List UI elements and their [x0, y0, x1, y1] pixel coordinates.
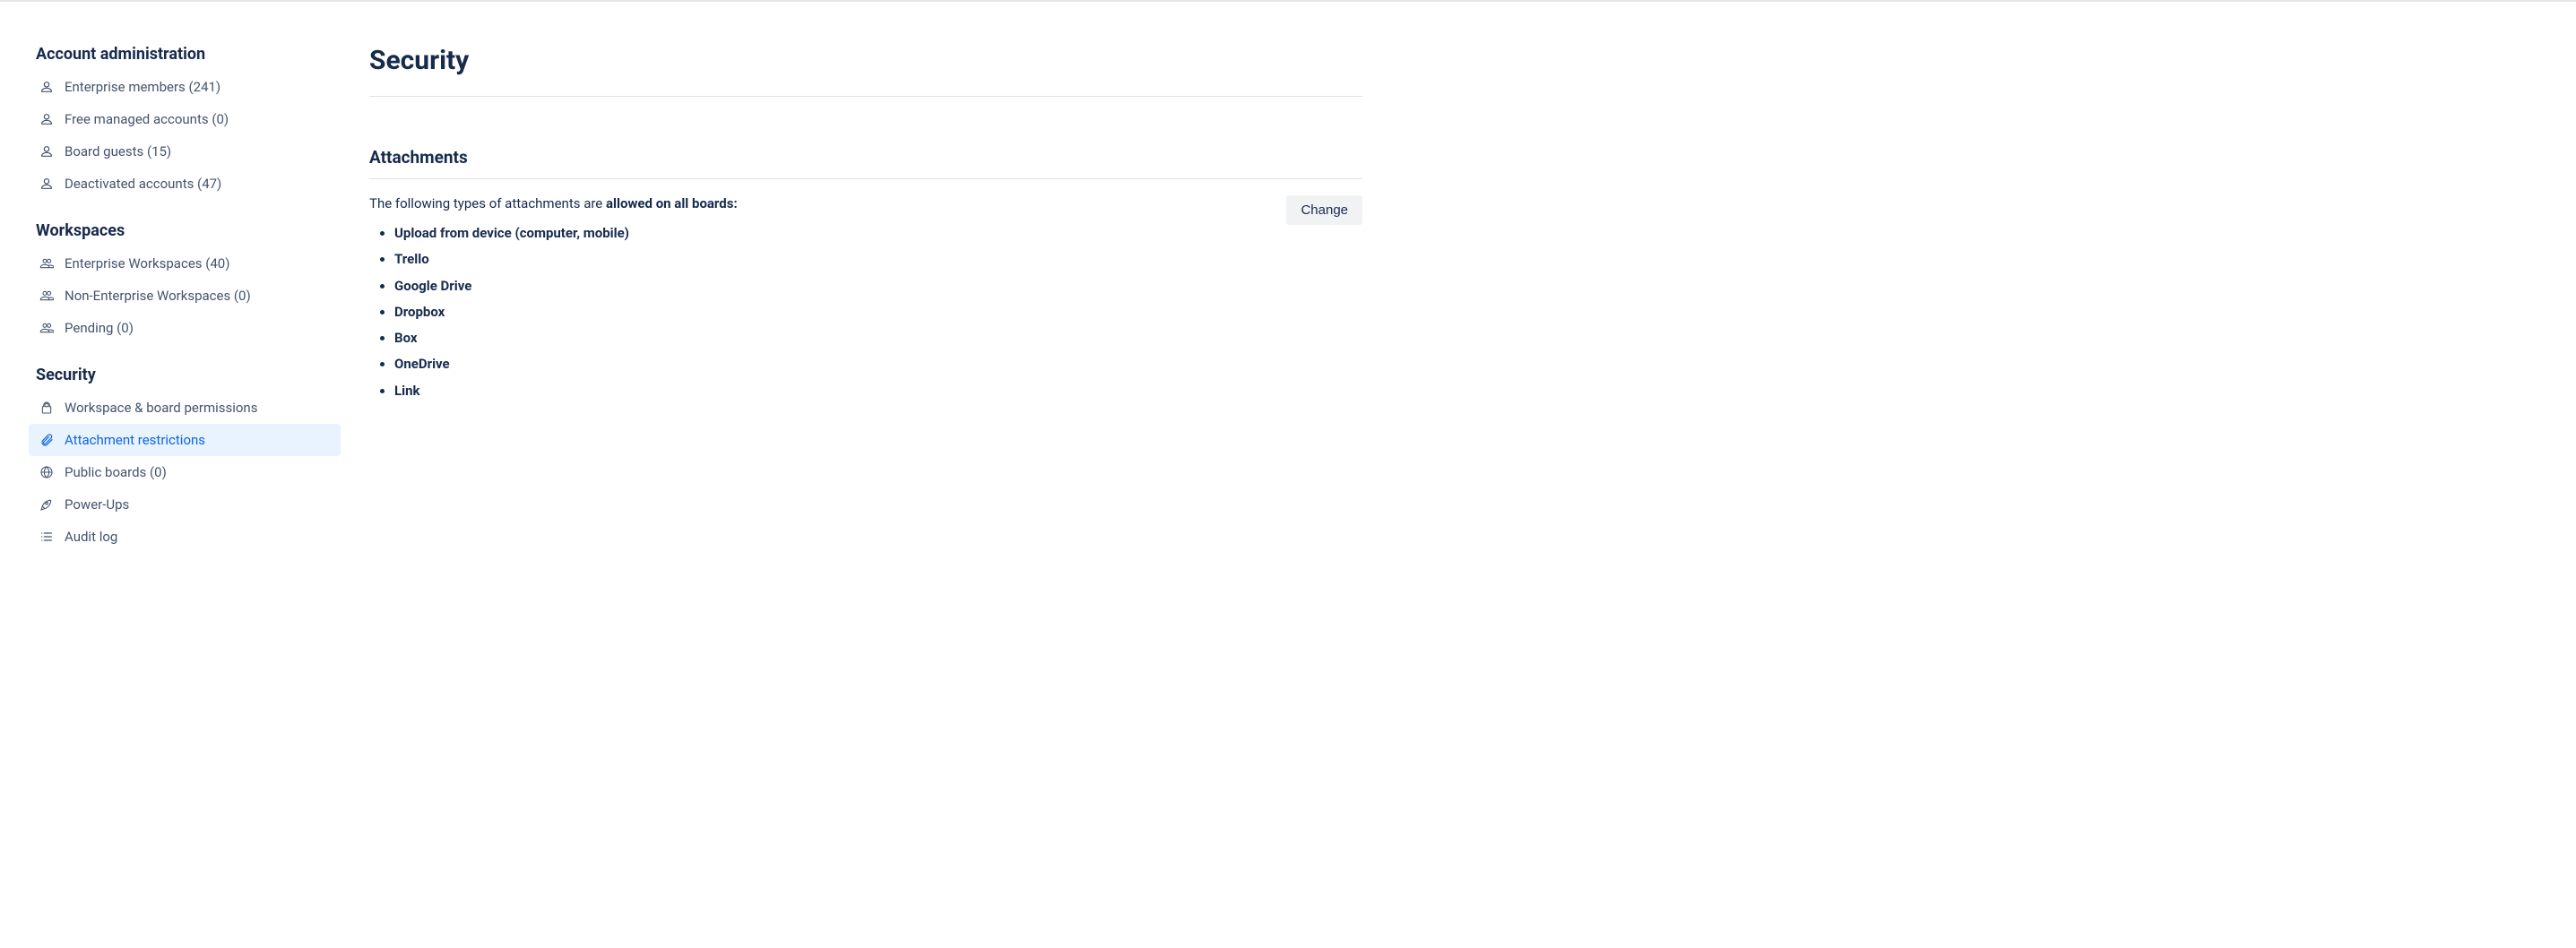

══════

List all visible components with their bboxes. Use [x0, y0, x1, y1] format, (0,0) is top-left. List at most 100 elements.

══════

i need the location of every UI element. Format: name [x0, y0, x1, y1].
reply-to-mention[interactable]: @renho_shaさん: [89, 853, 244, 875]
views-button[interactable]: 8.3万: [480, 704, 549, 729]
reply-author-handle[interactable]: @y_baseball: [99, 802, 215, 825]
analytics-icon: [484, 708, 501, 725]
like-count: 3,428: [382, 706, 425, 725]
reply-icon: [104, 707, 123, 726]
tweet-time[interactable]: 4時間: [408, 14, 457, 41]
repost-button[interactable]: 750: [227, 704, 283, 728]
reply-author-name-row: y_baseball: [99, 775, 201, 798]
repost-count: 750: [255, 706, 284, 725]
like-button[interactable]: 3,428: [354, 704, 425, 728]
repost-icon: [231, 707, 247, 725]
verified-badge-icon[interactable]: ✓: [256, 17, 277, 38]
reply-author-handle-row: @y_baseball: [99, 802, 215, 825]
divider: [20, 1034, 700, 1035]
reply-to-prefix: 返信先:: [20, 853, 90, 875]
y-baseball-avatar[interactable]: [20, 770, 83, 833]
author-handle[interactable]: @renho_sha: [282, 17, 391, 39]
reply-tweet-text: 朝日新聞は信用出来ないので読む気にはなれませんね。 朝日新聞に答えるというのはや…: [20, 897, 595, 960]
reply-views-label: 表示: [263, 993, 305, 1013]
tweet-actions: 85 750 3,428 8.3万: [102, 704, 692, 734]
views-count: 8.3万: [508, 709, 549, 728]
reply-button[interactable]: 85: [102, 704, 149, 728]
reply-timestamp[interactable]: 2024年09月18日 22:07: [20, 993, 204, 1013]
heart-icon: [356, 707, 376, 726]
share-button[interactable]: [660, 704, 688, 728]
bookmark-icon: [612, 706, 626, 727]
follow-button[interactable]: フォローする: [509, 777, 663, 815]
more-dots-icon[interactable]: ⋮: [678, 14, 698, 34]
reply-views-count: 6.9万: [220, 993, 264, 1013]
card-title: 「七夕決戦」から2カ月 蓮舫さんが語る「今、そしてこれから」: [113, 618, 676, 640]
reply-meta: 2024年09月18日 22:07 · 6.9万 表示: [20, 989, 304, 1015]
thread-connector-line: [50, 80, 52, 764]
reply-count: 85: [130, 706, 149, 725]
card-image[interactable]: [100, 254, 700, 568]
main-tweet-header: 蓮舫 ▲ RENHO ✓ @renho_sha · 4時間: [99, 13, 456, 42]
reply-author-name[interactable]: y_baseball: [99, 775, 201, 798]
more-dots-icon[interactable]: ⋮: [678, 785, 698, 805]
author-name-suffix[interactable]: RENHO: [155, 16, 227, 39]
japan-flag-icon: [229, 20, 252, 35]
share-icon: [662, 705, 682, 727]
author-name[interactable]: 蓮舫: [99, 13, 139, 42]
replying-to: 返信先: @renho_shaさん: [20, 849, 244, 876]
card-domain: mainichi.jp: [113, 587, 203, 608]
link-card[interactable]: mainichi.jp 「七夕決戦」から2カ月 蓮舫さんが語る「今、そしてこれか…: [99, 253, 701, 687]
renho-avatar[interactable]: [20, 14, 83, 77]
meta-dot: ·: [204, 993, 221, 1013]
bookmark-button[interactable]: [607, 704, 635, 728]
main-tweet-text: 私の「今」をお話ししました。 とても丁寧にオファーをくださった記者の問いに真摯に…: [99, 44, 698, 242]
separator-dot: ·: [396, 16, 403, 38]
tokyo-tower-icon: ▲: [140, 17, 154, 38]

══════

### The request
Please transcribe the records from the line that contains "i need the location" through the line that contains "bookmark-icon: [612, 706, 626, 727]", including both of those lines.

### Solution for this task
i need the location of every UI element. Format: name [x0, y0, x1, y1].
reply-to-mention[interactable]: @renho_shaさん: [89, 853, 244, 875]
views-button[interactable]: 8.3万: [480, 704, 549, 729]
reply-author-handle[interactable]: @y_baseball: [99, 802, 215, 825]
analytics-icon: [484, 708, 501, 725]
like-count: 3,428: [382, 706, 425, 725]
reply-icon: [104, 707, 123, 726]
tweet-time[interactable]: 4時間: [408, 14, 457, 41]
repost-button[interactable]: 750: [227, 704, 283, 728]
reply-author-name-row: y_baseball: [99, 775, 201, 798]
repost-count: 750: [255, 706, 284, 725]
like-button[interactable]: 3,428: [354, 704, 425, 728]
repost-icon: [231, 707, 247, 725]
verified-badge-icon[interactable]: ✓: [256, 17, 277, 38]
reply-author-handle-row: @y_baseball: [99, 802, 215, 825]
divider: [20, 1034, 700, 1035]
reply-to-prefix: 返信先:: [20, 853, 90, 875]
y-baseball-avatar[interactable]: [20, 770, 83, 833]
author-handle[interactable]: @renho_sha: [282, 17, 391, 39]
reply-tweet-text: 朝日新聞は信用出来ないので読む気にはなれませんね。 朝日新聞に答えるというのはや…: [20, 897, 595, 960]
reply-views-label: 表示: [263, 993, 305, 1013]
tweet-actions: 85 750 3,428 8.3万: [102, 704, 692, 734]
views-count: 8.3万: [508, 709, 549, 728]
reply-button[interactable]: 85: [102, 704, 149, 728]
reply-timestamp[interactable]: 2024年09月18日 22:07: [20, 993, 204, 1013]
heart-icon: [356, 707, 376, 726]
share-button[interactable]: [660, 704, 688, 728]
bookmark-icon: [612, 706, 626, 727]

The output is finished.